[Data entries]
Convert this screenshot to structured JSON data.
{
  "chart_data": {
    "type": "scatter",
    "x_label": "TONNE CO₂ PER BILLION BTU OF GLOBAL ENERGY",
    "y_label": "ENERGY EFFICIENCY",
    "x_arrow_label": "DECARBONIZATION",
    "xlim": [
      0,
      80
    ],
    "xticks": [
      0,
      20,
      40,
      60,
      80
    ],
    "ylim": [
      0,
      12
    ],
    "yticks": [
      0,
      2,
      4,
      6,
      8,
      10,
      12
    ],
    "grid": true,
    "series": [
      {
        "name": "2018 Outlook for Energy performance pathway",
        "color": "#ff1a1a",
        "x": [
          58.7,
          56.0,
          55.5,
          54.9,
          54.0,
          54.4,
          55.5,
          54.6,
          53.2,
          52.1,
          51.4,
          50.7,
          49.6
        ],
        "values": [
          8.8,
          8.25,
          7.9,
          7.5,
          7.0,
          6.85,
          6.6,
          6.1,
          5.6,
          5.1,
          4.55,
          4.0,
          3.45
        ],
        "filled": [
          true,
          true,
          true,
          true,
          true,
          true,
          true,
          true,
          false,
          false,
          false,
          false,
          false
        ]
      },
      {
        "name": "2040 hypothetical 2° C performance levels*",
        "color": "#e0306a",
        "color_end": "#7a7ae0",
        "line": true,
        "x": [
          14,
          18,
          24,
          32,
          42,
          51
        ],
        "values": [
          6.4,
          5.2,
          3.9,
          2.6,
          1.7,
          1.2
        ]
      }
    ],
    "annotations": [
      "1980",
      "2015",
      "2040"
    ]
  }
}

_Stated goal:_
Your task is to print the whole listing again exactly.

_Task result:_
Convert this screenshot to structured JSON data.
{
  "chart_data": {
    "type": "scatter",
    "x_label": "TONNE CO₂ PER BILLION BTU OF GLOBAL ENERGY",
    "y_label": "ENERGY EFFICIENCY",
    "x_arrow_label": "DECARBONIZATION",
    "xlim": [
      0,
      80
    ],
    "xticks": [
      0,
      20,
      40,
      60,
      80
    ],
    "ylim": [
      0,
      12
    ],
    "yticks": [
      0,
      2,
      4,
      6,
      8,
      10,
      12
    ],
    "grid": true,
    "series": [
      {
        "name": "2018 Outlook for Energy performance pathway",
        "color": "#ff1a1a",
        "x": [
          58.7,
          56.0,
          55.5,
          54.9,
          54.0,
          54.4,
          55.5,
          54.6,
          53.2,
          52.1,
          51.4,
          50.7,
          49.6
        ],
        "values": [
          8.8,
          8.25,
          7.9,
          7.5,
          7.0,
          6.85,
          6.6,
          6.1,
          5.6,
          5.1,
          4.55,
          4.0,
          3.45
        ],
        "filled": [
          true,
          true,
          true,
          true,
          true,
          true,
          true,
          true,
          false,
          false,
          false,
          false,
          false
        ]
      },
      {
        "name": "2040 hypothetical 2° C performance levels*",
        "color": "#e0306a",
        "color_end": "#7a7ae0",
        "line": true,
        "x": [
          14,
          18,
          24,
          32,
          42,
          51
        ],
        "values": [
          6.4,
          5.2,
          3.9,
          2.6,
          1.7,
          1.2
        ]
      }
    ],
    "annotations": [
      "1980",
      "2015",
      "2040"
    ]
  }
}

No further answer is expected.